* _WORK TO COMPLETE_:
Copy every line of the entries below word for word, leaving out the pictures.

## Begin

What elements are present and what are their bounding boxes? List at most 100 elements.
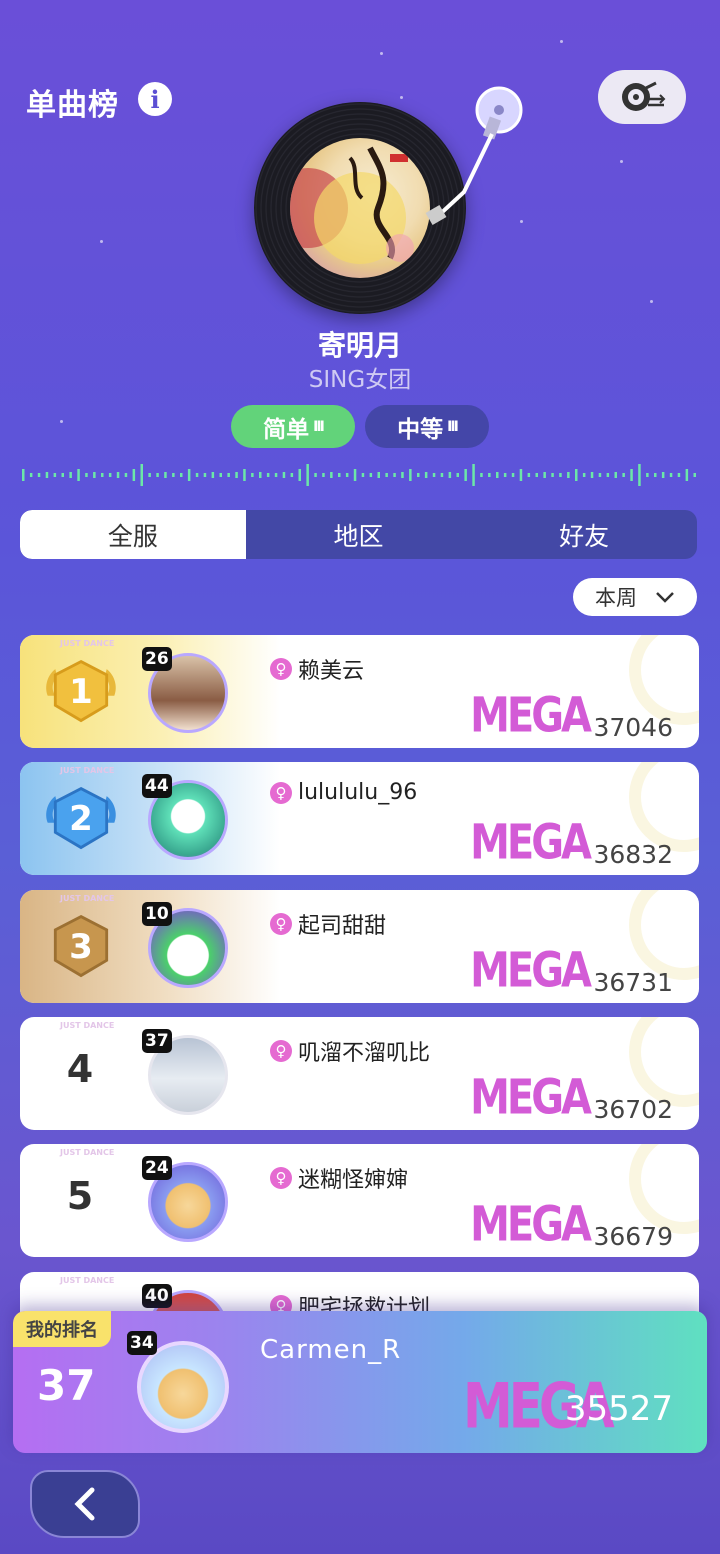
waveform-bar — [677, 473, 681, 477]
waveform-bar — [124, 473, 128, 477]
waveform-bar — [361, 473, 365, 477]
difficulty-easy-label: 简单 — [263, 416, 310, 443]
waveform-bar — [409, 469, 412, 481]
waveform-bar — [464, 469, 467, 481]
chevron-down-icon — [656, 592, 674, 603]
waveform-bar — [567, 472, 570, 478]
player-level: 44 — [142, 774, 172, 798]
waveform-bar — [219, 473, 222, 477]
leaderboard-row[interactable]: JUST DANCE 4 37 ♀ 叽溜不溜叽比 MEGA 36702 — [20, 1017, 699, 1130]
waveform-bar — [251, 473, 254, 477]
rank-number: 4 — [66, 1047, 94, 1091]
female-icon: ♀ — [270, 1167, 292, 1189]
leaderboard-row[interactable]: JUST DANCE 5 24 ♀ 迷糊怪婶婶 MEGA 36679 — [20, 1144, 699, 1257]
page-title: 单曲榜 — [26, 88, 119, 123]
waveform-bar — [132, 469, 136, 481]
waveform-bar — [369, 473, 373, 477]
waveform-bar — [274, 473, 278, 477]
waveform-bar — [345, 473, 349, 477]
my-rank-card[interactable]: 我的排名 37 34 Carmen_R MEGA 35527 — [13, 1311, 707, 1453]
waveform-bar — [519, 469, 523, 481]
difficulty-easy-button[interactable]: 简单 III — [231, 405, 355, 448]
female-icon: ♀ — [270, 1040, 292, 1062]
waveform-bar — [93, 472, 96, 478]
vinyl-toggle-button[interactable] — [598, 70, 686, 124]
tab-global[interactable]: 全服 — [20, 510, 246, 559]
player-name: 赖美云 — [298, 659, 365, 684]
my-avatar[interactable]: 34 — [127, 1331, 237, 1441]
waveform-bar — [298, 469, 301, 481]
waveform-bar — [480, 473, 483, 477]
row-tag: JUST DANCE — [60, 766, 115, 775]
rank-badge-bronze: 3 — [42, 912, 120, 982]
leaderboard-row[interactable]: JUST DANCE 3 10 ♀ 起司甜甜 MEGA 36731 — [20, 890, 699, 1003]
waveform-bar — [685, 469, 689, 481]
waveform-bar — [511, 473, 515, 477]
waveform-bar — [322, 473, 325, 477]
difficulty-medium-button[interactable]: 中等 III — [365, 405, 489, 448]
grade-mega: MEGA — [470, 1070, 592, 1126]
leaderboard-row[interactable]: JUST DANCE 1 26 ♀ 赖美云 MEGA 37046 — [20, 635, 699, 748]
row-tag: JUST DANCE — [60, 1021, 115, 1030]
row-tag: JUST DANCE — [60, 894, 115, 903]
player-avatar[interactable]: 44 — [142, 774, 234, 866]
period-label: 本周 — [595, 586, 637, 610]
waveform-bar — [243, 469, 246, 481]
rank-number: 5 — [66, 1174, 94, 1218]
waveform-bar — [85, 473, 88, 477]
waveform-bar — [203, 473, 207, 477]
player-level: 37 — [142, 1029, 172, 1053]
album-cover — [290, 138, 430, 278]
player-avatar[interactable]: 24 — [142, 1156, 234, 1248]
my-rank-number: 37 — [37, 1361, 96, 1410]
player-level: 10 — [142, 902, 172, 926]
waveform-bar — [606, 473, 610, 477]
waveform-bar — [101, 473, 104, 477]
row-tag: JUST DANCE — [60, 1148, 115, 1157]
waveform-bar — [377, 472, 380, 478]
waveform-bar — [654, 473, 657, 477]
player-level: 26 — [142, 647, 172, 671]
my-name: Carmen_R — [260, 1335, 402, 1365]
rank-number: 2 — [69, 799, 93, 839]
waveform-bar — [551, 473, 554, 477]
female-icon: ♀ — [270, 658, 292, 680]
waveform-bar — [401, 472, 404, 478]
row-tag: JUST DANCE — [60, 639, 115, 648]
waveform-bar — [417, 473, 420, 477]
vinyl-toggle-icon — [622, 81, 666, 111]
back-button[interactable] — [30, 1470, 140, 1538]
song-title: 寄明月 — [317, 329, 402, 362]
waveform-bar — [638, 464, 641, 486]
waveform-bar — [661, 472, 665, 478]
waveform-bar — [53, 473, 57, 477]
player-avatar[interactable]: 37 — [142, 1029, 234, 1121]
player-avatar[interactable]: 26 — [142, 647, 234, 739]
waveform-bar — [330, 472, 333, 478]
grade-mega: MEGA — [470, 943, 592, 999]
period-select[interactable]: 本周 — [573, 578, 697, 616]
tab-region[interactable]: 地区 — [246, 510, 472, 559]
song-artist: SING女团 — [308, 367, 412, 393]
waveform-bar — [227, 473, 230, 477]
waveform-bar — [282, 472, 286, 478]
waveform-bar — [338, 473, 341, 477]
waveform-bar — [45, 472, 49, 478]
waveform-bar — [187, 469, 191, 481]
waveform-bar — [448, 472, 452, 478]
leaderboard-row[interactable]: JUST DANCE 2 44 ♀ lulululu_96 MEGA 36832 — [20, 762, 699, 875]
player-name: lulululu_96 — [298, 780, 418, 805]
player-name: 起司甜甜 — [298, 914, 387, 939]
player-avatar[interactable]: 10 — [142, 902, 234, 994]
waveform-bar — [669, 473, 673, 477]
tab-friends[interactable]: 好友 — [471, 510, 697, 559]
waveform-bar — [535, 473, 538, 477]
waveform-bar — [590, 472, 594, 478]
waveform-bar — [180, 473, 183, 477]
player-name: 叽溜不溜叽比 — [298, 1041, 431, 1066]
waveform-bar — [306, 464, 309, 486]
waveform-bar — [211, 472, 215, 478]
info-icon[interactable]: i — [138, 82, 172, 116]
rank-number: 3 — [69, 927, 93, 967]
waveform-bar — [575, 469, 578, 481]
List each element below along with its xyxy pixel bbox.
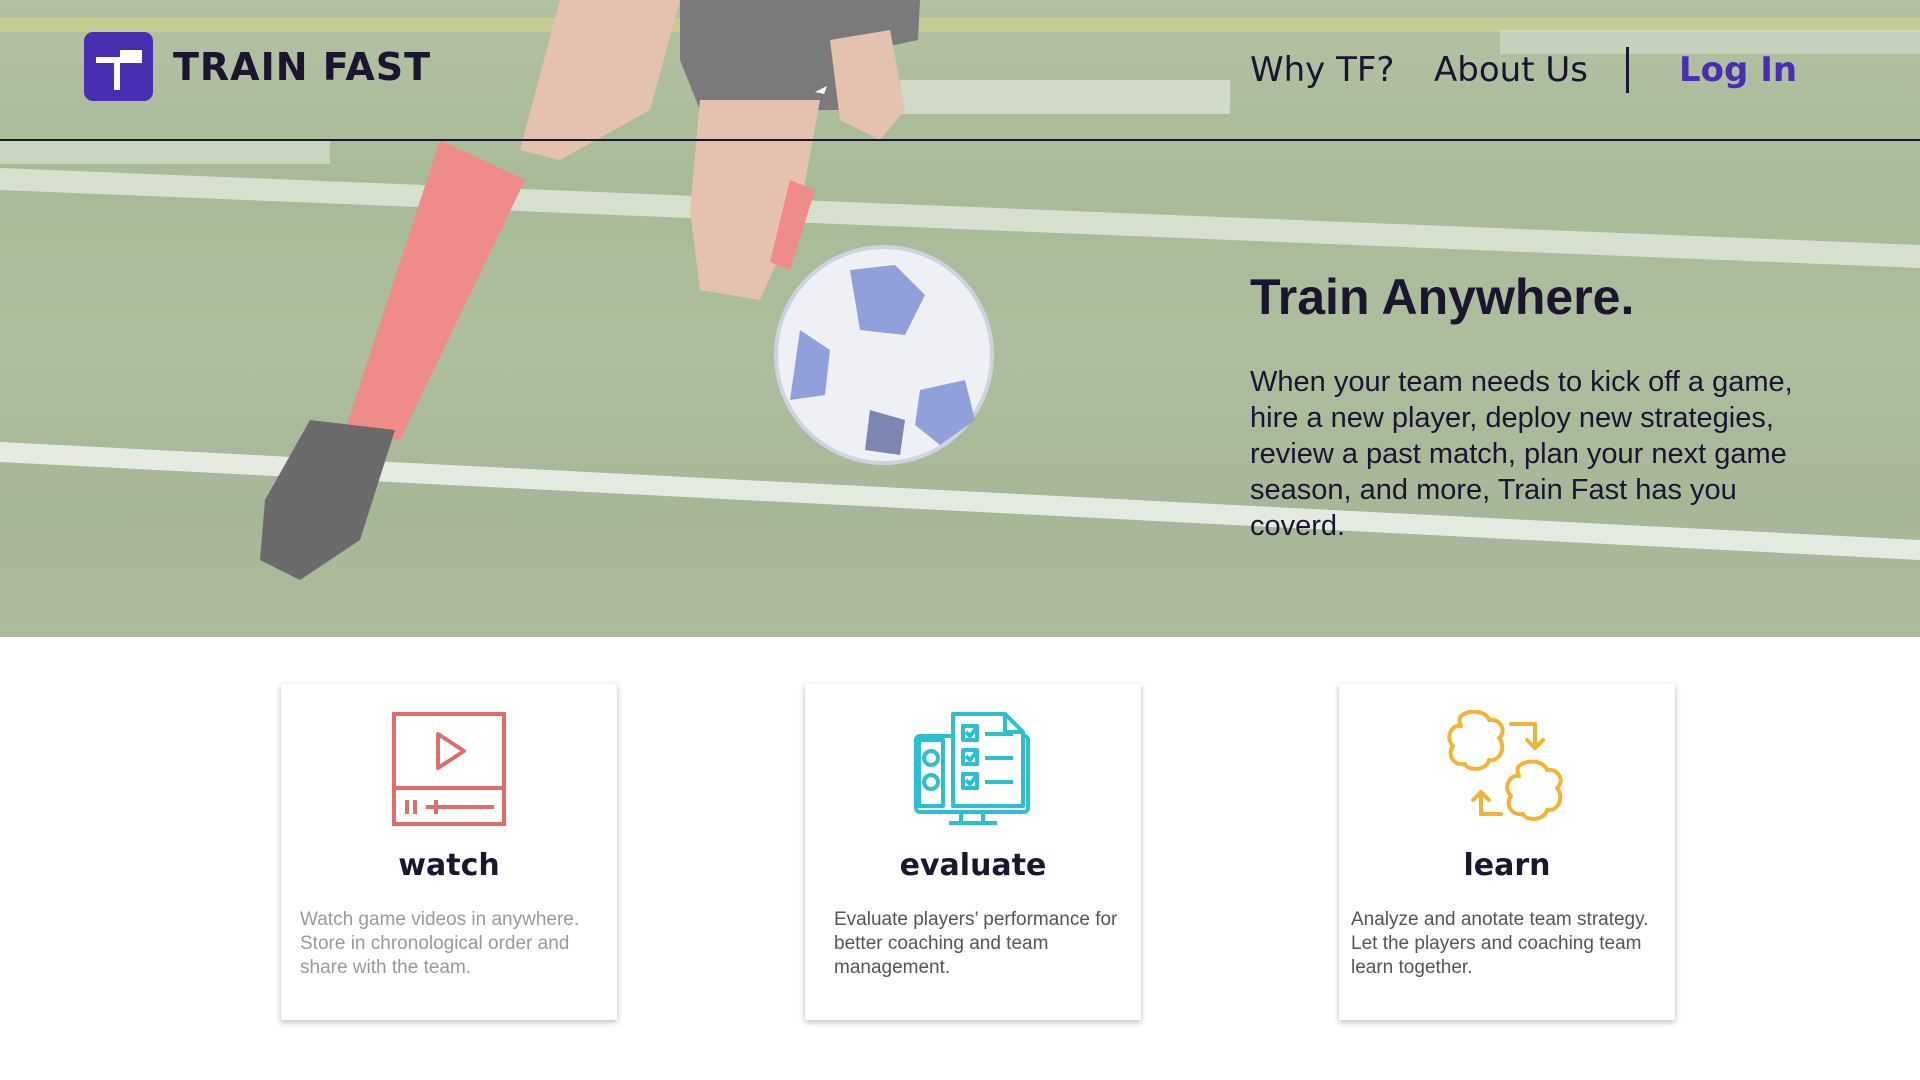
feature-card-evaluate[interactable]: evaluate Evaluate players’ performance f… xyxy=(805,684,1141,1020)
feature-description: Analyze and anotate team strategy. Let t… xyxy=(1351,909,1649,978)
feature-title: learn xyxy=(1463,848,1551,883)
evaluation-checklist-icon xyxy=(805,710,1141,828)
feature-title: watch xyxy=(398,848,500,883)
feature-card-watch[interactable]: watch Watch game videos in anywhere. Sto… xyxy=(281,684,617,1020)
video-player-icon xyxy=(281,710,617,828)
brand-logo[interactable]: TRAIN FAST xyxy=(84,32,431,101)
feature-title: evaluate xyxy=(899,848,1047,883)
login-link[interactable]: Log In xyxy=(1679,50,1797,90)
brain-exchange-icon xyxy=(1339,710,1675,828)
nav-link-why-tf[interactable]: Why TF? xyxy=(1250,50,1394,90)
feature-description: Evaluate players’ performance for better… xyxy=(834,909,1118,978)
nav-link-about-us[interactable]: About Us xyxy=(1434,50,1588,90)
feature-description: Watch game videos in anywhere. Store in … xyxy=(300,909,580,978)
nav-why-tf[interactable]: Why TF? xyxy=(1250,46,1394,94)
nav-login[interactable]: Log In xyxy=(1679,46,1797,94)
hero-description: When your team needs to kick off a game,… xyxy=(1250,366,1793,542)
header-divider xyxy=(0,139,1920,141)
nav-divider xyxy=(1626,47,1629,93)
hero-title: Train Anywhere. xyxy=(1250,269,1635,325)
feature-card-learn[interactable]: learn Analyze and anotate team strategy.… xyxy=(1339,684,1675,1020)
brand-name: TRAIN FAST xyxy=(173,44,432,89)
train-fast-logo-icon xyxy=(84,32,153,101)
nav-about-us[interactable]: About Us xyxy=(1434,46,1588,94)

## End

* _ANSWER TO THE PROBLEM_:
What elements are present and what are their bounding boxes? List at most 100 elements.
waveform-bar — [677, 473, 681, 477]
waveform-bar — [124, 473, 128, 477]
waveform-bar — [361, 473, 365, 477]
difficulty-easy-label: 简单 — [263, 416, 310, 443]
waveform-bar — [409, 469, 412, 481]
waveform-bar — [464, 469, 467, 481]
chevron-down-icon — [656, 592, 674, 603]
waveform-bar — [567, 472, 570, 478]
player-level: 44 — [142, 774, 172, 798]
waveform-bar — [219, 473, 222, 477]
leaderboard-row[interactable]: JUST DANCE 4 37 ♀ 叽溜不溜叽比 MEGA 36702 — [20, 1017, 699, 1130]
waveform-bar — [251, 473, 254, 477]
rank-number: 4 — [66, 1047, 94, 1091]
female-icon: ♀ — [270, 1167, 292, 1189]
leaderboard-row[interactable]: JUST DANCE 5 24 ♀ 迷糊怪婶婶 MEGA 36679 — [20, 1144, 699, 1257]
page-title: 单曲榜 — [26, 88, 119, 123]
waveform-bar — [132, 469, 136, 481]
waveform-bar — [369, 473, 373, 477]
waveform-bar — [274, 473, 278, 477]
waveform-bar — [345, 473, 349, 477]
my-rank-card[interactable]: 我的排名 37 34 Carmen_R MEGA 35527 — [13, 1311, 707, 1453]
waveform-bar — [519, 469, 523, 481]
difficulty-easy-button[interactable]: 简单 III — [231, 405, 355, 448]
female-icon: ♀ — [270, 1040, 292, 1062]
waveform-bar — [93, 472, 96, 478]
vinyl-toggle-button[interactable] — [598, 70, 686, 124]
tab-global[interactable]: 全服 — [20, 510, 246, 559]
player-name: 赖美云 — [298, 659, 365, 684]
my-avatar[interactable]: 34 — [127, 1331, 237, 1441]
waveform-bar — [298, 469, 301, 481]
waveform-bar — [480, 473, 483, 477]
row-tag: JUST DANCE — [60, 766, 115, 775]
rank-badge-bronze: 3 — [42, 912, 120, 982]
leaderboard-row[interactable]: JUST DANCE 3 10 ♀ 起司甜甜 MEGA 36731 — [20, 890, 699, 1003]
waveform-bar — [685, 469, 689, 481]
waveform-bar — [511, 473, 515, 477]
waveform-bar — [322, 473, 325, 477]
difficulty-medium-button[interactable]: 中等 III — [365, 405, 489, 448]
grade-mega: MEGA — [470, 1070, 592, 1126]
leaderboard-row[interactable]: JUST DANCE 1 26 ♀ 赖美云 MEGA 37046 — [20, 635, 699, 748]
row-tag: JUST DANCE — [60, 1021, 115, 1030]
row-tag: JUST DANCE — [60, 894, 115, 903]
player-avatar[interactable]: 44 — [142, 774, 234, 866]
period-label: 本周 — [595, 586, 637, 610]
waveform-bar — [243, 469, 246, 481]
rank-number: 5 — [66, 1174, 94, 1218]
waveform-bar — [85, 473, 88, 477]
waveform-bar — [203, 473, 207, 477]
player-level: 37 — [142, 1029, 172, 1053]
album-cover — [290, 138, 430, 278]
player-avatar[interactable]: 24 — [142, 1156, 234, 1248]
my-rank-number: 37 — [37, 1361, 96, 1410]
player-level: 10 — [142, 902, 172, 926]
waveform-bar — [606, 473, 610, 477]
waveform-bar — [101, 473, 104, 477]
row-tag: JUST DANCE — [60, 1148, 115, 1157]
waveform-bar — [377, 472, 380, 478]
waveform-bar — [654, 473, 657, 477]
player-level: 26 — [142, 647, 172, 671]
my-name: Carmen_R — [260, 1335, 402, 1365]
rank-number: 2 — [69, 799, 93, 839]
waveform-bar — [551, 473, 554, 477]
female-icon: ♀ — [270, 658, 292, 680]
waveform-bar — [401, 472, 404, 478]
row-tag: JUST DANCE — [60, 639, 115, 648]
waveform-bar — [417, 473, 420, 477]
vinyl-toggle-icon — [622, 81, 666, 111]
back-button[interactable] — [30, 1470, 140, 1538]
song-title: 寄明月 — [317, 329, 402, 362]
waveform-bar — [638, 464, 641, 486]
waveform-bar — [661, 472, 665, 478]
waveform-bar — [53, 473, 57, 477]
player-avatar[interactable]: 37 — [142, 1029, 234, 1121]
player-avatar[interactable]: 26 — [142, 647, 234, 739]
waveform-bar — [330, 472, 333, 478]
grade-mega: MEGA — [470, 943, 592, 999]
period-select[interactable]: 本周 — [573, 578, 697, 616]
tab-region[interactable]: 地区 — [246, 510, 472, 559]
song-artist: SING女团 — [308, 367, 412, 393]
waveform-bar — [227, 473, 230, 477]
waveform-bar — [282, 472, 286, 478]
waveform-bar — [338, 473, 341, 477]
waveform-bar — [45, 472, 49, 478]
waveform-bar — [187, 469, 191, 481]
waveform-bar — [448, 472, 452, 478]
leaderboard-row[interactable]: JUST DANCE 2 44 ♀ lulululu_96 MEGA 36832 — [20, 762, 699, 875]
player-name: lulululu_96 — [298, 780, 418, 805]
player-name: 起司甜甜 — [298, 914, 387, 939]
player-avatar[interactable]: 10 — [142, 902, 234, 994]
waveform-bar — [669, 473, 673, 477]
tab-friends[interactable]: 好友 — [471, 510, 697, 559]
waveform-bar — [535, 473, 538, 477]
waveform-bar — [590, 472, 594, 478]
waveform-bar — [180, 473, 183, 477]
player-name: 叽溜不溜叽比 — [298, 1041, 431, 1066]
waveform-bar — [306, 464, 309, 486]
waveform-bar — [211, 472, 215, 478]
info-icon[interactable]: i — [138, 82, 172, 116]
rank-number: 3 — [69, 927, 93, 967]
waveform-bar — [575, 469, 578, 481]
List each element below along with its xyxy pixel bbox.
feature-card-evaluate[interactable]: evaluate Evaluate players’ performance f… xyxy=(805,684,1141,1020)
feature-description: Analyze and anotate team strategy. Let t… xyxy=(1351,909,1649,978)
feature-title: learn xyxy=(1463,848,1551,883)
evaluation-checklist-icon xyxy=(805,710,1141,828)
feature-title: watch xyxy=(398,848,500,883)
feature-card-watch[interactable]: watch Watch game videos in anywhere. Sto… xyxy=(281,684,617,1020)
video-player-icon xyxy=(281,710,617,828)
brand-logo[interactable]: TRAIN FAST xyxy=(84,32,431,101)
feature-title: evaluate xyxy=(899,848,1047,883)
login-link[interactable]: Log In xyxy=(1679,50,1797,90)
brain-exchange-icon xyxy=(1339,710,1675,828)
nav-link-why-tf[interactable]: Why TF? xyxy=(1250,50,1394,90)
feature-description: Evaluate players’ performance for better… xyxy=(834,909,1118,978)
nav-link-about-us[interactable]: About Us xyxy=(1434,50,1588,90)
feature-description: Watch game videos in anywhere. Store in … xyxy=(300,909,580,978)
nav-why-tf[interactable]: Why TF? xyxy=(1250,46,1394,94)
nav-login[interactable]: Log In xyxy=(1679,46,1797,94)
hero-description: When your team needs to kick off a game,… xyxy=(1250,366,1793,542)
header-divider xyxy=(0,139,1920,141)
nav-divider xyxy=(1626,47,1629,93)
hero-title: Train Anywhere. xyxy=(1250,269,1635,325)
feature-card-learn[interactable]: learn Analyze and anotate team strategy.… xyxy=(1339,684,1675,1020)
brand-name: TRAIN FAST xyxy=(173,44,432,89)
train-fast-logo-icon xyxy=(84,32,153,101)
nav-about-us[interactable]: About Us xyxy=(1434,46,1588,94)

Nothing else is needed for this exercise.